Input rows =>
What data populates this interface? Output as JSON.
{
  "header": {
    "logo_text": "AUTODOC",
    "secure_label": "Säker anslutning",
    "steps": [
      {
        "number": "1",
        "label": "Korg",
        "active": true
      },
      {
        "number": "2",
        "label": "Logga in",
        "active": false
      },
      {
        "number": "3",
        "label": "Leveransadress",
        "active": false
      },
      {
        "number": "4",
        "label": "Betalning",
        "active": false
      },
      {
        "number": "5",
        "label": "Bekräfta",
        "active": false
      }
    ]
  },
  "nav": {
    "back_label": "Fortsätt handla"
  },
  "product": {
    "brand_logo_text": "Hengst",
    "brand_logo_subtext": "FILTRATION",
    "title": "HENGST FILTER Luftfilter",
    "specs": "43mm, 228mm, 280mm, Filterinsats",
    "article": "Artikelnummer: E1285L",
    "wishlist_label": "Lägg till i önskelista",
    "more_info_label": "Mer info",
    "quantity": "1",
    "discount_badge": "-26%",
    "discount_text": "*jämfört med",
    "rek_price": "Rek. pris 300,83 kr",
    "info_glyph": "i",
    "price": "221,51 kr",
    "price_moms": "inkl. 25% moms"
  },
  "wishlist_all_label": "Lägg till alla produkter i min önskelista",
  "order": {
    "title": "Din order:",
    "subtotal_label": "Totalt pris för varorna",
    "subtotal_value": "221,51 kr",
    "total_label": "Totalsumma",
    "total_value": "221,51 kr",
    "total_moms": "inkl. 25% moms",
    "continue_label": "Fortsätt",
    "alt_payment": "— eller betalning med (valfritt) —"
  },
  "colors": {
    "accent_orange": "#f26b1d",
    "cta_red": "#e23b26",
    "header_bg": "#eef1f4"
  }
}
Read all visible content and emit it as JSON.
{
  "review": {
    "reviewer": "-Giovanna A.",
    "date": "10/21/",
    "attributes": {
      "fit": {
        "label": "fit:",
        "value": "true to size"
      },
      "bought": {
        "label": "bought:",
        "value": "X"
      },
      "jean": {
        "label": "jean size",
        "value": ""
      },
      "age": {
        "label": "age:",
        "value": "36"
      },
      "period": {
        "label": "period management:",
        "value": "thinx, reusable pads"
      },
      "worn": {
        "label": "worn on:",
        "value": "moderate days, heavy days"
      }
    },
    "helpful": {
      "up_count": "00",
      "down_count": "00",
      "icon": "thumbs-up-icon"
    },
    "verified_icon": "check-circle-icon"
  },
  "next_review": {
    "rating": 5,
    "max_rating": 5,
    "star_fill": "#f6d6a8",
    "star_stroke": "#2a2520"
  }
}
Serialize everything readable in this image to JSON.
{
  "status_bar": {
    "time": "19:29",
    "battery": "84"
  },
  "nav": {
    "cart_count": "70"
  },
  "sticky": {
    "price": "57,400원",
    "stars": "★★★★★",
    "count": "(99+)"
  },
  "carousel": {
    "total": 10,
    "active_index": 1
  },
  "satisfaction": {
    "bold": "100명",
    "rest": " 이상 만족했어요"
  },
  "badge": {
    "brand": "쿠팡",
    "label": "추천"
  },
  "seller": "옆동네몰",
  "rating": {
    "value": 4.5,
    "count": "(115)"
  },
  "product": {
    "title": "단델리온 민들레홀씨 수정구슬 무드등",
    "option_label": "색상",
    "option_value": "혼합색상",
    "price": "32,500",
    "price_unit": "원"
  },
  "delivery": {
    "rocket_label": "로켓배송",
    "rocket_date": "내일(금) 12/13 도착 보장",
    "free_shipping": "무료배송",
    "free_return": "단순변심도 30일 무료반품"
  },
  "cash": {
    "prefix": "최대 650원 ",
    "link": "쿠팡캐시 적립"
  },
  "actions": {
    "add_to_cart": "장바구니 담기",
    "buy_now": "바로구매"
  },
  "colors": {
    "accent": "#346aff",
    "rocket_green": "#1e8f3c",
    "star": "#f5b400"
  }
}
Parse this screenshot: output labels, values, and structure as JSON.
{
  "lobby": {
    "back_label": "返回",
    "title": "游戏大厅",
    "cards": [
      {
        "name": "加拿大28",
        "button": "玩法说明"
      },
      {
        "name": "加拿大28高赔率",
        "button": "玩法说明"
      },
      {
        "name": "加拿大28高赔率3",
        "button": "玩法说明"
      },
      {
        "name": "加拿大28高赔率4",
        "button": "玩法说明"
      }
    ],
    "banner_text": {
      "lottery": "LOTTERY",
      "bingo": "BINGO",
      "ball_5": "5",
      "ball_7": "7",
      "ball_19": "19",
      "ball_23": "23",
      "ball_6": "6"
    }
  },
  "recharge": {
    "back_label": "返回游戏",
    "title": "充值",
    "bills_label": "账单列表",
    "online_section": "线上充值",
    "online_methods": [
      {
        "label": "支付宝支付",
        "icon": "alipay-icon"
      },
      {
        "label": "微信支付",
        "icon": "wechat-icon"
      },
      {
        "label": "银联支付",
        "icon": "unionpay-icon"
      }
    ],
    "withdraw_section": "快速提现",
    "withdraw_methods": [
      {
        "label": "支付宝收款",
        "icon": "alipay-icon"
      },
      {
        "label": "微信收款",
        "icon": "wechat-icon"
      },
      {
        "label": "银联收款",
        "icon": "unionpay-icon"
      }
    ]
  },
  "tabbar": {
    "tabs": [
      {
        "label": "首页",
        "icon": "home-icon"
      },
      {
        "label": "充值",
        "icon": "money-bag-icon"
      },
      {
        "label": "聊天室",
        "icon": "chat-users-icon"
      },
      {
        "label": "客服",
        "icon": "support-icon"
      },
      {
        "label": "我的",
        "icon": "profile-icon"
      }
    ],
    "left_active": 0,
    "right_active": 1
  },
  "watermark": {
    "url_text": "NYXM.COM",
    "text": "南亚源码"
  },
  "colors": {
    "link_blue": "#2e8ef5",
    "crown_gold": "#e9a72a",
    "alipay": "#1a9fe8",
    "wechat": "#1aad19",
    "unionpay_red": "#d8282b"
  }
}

Direction => Each entry must be reproduced verbatim.

Task result =>
What data populates this interface? Output as JSON.
{
  "header": {
    "logo_text": "AUTODOC",
    "secure_label": "Säker anslutning",
    "steps": [
      {
        "number": "1",
        "label": "Korg",
        "active": true
      },
      {
        "number": "2",
        "label": "Logga in",
        "active": false
      },
      {
        "number": "3",
        "label": "Leveransadress",
        "active": false
      },
      {
        "number": "4",
        "label": "Betalning",
        "active": false
      },
      {
        "number": "5",
        "label": "Bekräfta",
        "active": false
      }
    ]
  },
  "nav": {
    "back_label": "Fortsätt handla"
  },
  "product": {
    "brand_logo_text": "Hengst",
    "brand_logo_subtext": "FILTRATION",
    "title": "HENGST FILTER Luftfilter",
    "specs": "43mm, 228mm, 280mm, Filterinsats",
    "article": "Artikelnummer: E1285L",
    "wishlist_label": "Lägg till i önskelista",
    "more_info_label": "Mer info",
    "quantity": "1",
    "discount_badge": "-26%",
    "discount_text": "*jämfört med",
    "rek_price": "Rek. pris 300,83 kr",
    "info_glyph": "i",
    "price": "221,51 kr",
    "price_moms": "inkl. 25% moms"
  },
  "wishlist_all_label": "Lägg till alla produkter i min önskelista",
  "order": {
    "title": "Din order:",
    "subtotal_label": "Totalt pris för varorna",
    "subtotal_value": "221,51 kr",
    "total_label": "Totalsumma",
    "total_value": "221,51 kr",
    "total_moms": "inkl. 25% moms",
    "continue_label": "Fortsätt",
    "alt_payment": "— eller betalning med (valfritt) —"
  },
  "colors": {
    "accent_orange": "#f26b1d",
    "cta_red": "#e23b26",
    "header_bg": "#eef1f4"
  }
}
Read all visible content and emit it as JSON.
{
  "review": {
    "reviewer": "-Giovanna A.",
    "date": "10/21/",
    "attributes": {
      "fit": {
        "label": "fit:",
        "value": "true to size"
      },
      "bought": {
        "label": "bought:",
        "value": "X"
      },
      "jean": {
        "label": "jean size",
        "value": ""
      },
      "age": {
        "label": "age:",
        "value": "36"
      },
      "period": {
        "label": "period management:",
        "value": "thinx, reusable pads"
      },
      "worn": {
        "label": "worn on:",
        "value": "moderate days, heavy days"
      }
    },
    "helpful": {
      "up_count": "00",
      "down_count": "00",
      "icon": "thumbs-up-icon"
    },
    "verified_icon": "check-circle-icon"
  },
  "next_review": {
    "rating": 5,
    "max_rating": 5,
    "star_fill": "#f6d6a8",
    "star_stroke": "#2a2520"
  }
}
Serialize everything readable in this image to JSON.
{
  "status_bar": {
    "time": "19:29",
    "battery": "84"
  },
  "nav": {
    "cart_count": "70"
  },
  "sticky": {
    "price": "57,400원",
    "stars": "★★★★★",
    "count": "(99+)"
  },
  "carousel": {
    "total": 10,
    "active_index": 1
  },
  "satisfaction": {
    "bold": "100명",
    "rest": " 이상 만족했어요"
  },
  "badge": {
    "brand": "쿠팡",
    "label": "추천"
  },
  "seller": "옆동네몰",
  "rating": {
    "value": 4.5,
    "count": "(115)"
  },
  "product": {
    "title": "단델리온 민들레홀씨 수정구슬 무드등",
    "option_label": "색상",
    "option_value": "혼합색상",
    "price": "32,500",
    "price_unit": "원"
  },
  "delivery": {
    "rocket_label": "로켓배송",
    "rocket_date": "내일(금) 12/13 도착 보장",
    "free_shipping": "무료배송",
    "free_return": "단순변심도 30일 무료반품"
  },
  "cash": {
    "prefix": "최대 650원 ",
    "link": "쿠팡캐시 적립"
  },
  "actions": {
    "add_to_cart": "장바구니 담기",
    "buy_now": "바로구매"
  },
  "colors": {
    "accent": "#346aff",
    "rocket_green": "#1e8f3c",
    "star": "#f5b400"
  }
}
Parse this screenshot: output labels, values, and structure as JSON.
{
  "lobby": {
    "back_label": "返回",
    "title": "游戏大厅",
    "cards": [
      {
        "name": "加拿大28",
        "button": "玩法说明"
      },
      {
        "name": "加拿大28高赔率",
        "button": "玩法说明"
      },
      {
        "name": "加拿大28高赔率3",
        "button": "玩法说明"
      },
      {
        "name": "加拿大28高赔率4",
        "button": "玩法说明"
      }
    ],
    "banner_text": {
      "lottery": "LOTTERY",
      "bingo": "BINGO",
      "ball_5": "5",
      "ball_7": "7",
      "ball_19": "19",
      "ball_23": "23",
      "ball_6": "6"
    }
  },
  "recharge": {
    "back_label": "返回游戏",
    "title": "充值",
    "bills_label": "账单列表",
    "online_section": "线上充值",
    "online_methods": [
      {
        "label": "支付宝支付",
        "icon": "alipay-icon"
      },
      {
        "label": "微信支付",
        "icon": "wechat-icon"
      },
      {
        "label": "银联支付",
        "icon": "unionpay-icon"
      }
    ],
    "withdraw_section": "快速提现",
    "withdraw_methods": [
      {
        "label": "支付宝收款",
        "icon": "alipay-icon"
      },
      {
        "label": "微信收款",
        "icon": "wechat-icon"
      },
      {
        "label": "银联收款",
        "icon": "unionpay-icon"
      }
    ]
  },
  "tabbar": {
    "tabs": [
      {
        "label": "首页",
        "icon": "home-icon"
      },
      {
        "label": "充值",
        "icon": "money-bag-icon"
      },
      {
        "label": "聊天室",
        "icon": "chat-users-icon"
      },
      {
        "label": "客服",
        "icon": "support-icon"
      },
      {
        "label": "我的",
        "icon": "profile-icon"
      }
    ],
    "left_active": 0,
    "right_active": 1
  },
  "watermark": {
    "url_text": "NYXM.COM",
    "text": "南亚源码"
  },
  "colors": {
    "link_blue": "#2e8ef5",
    "crown_gold": "#e9a72a",
    "alipay": "#1a9fe8",
    "wechat": "#1aad19",
    "unionpay_red": "#d8282b"
  }
}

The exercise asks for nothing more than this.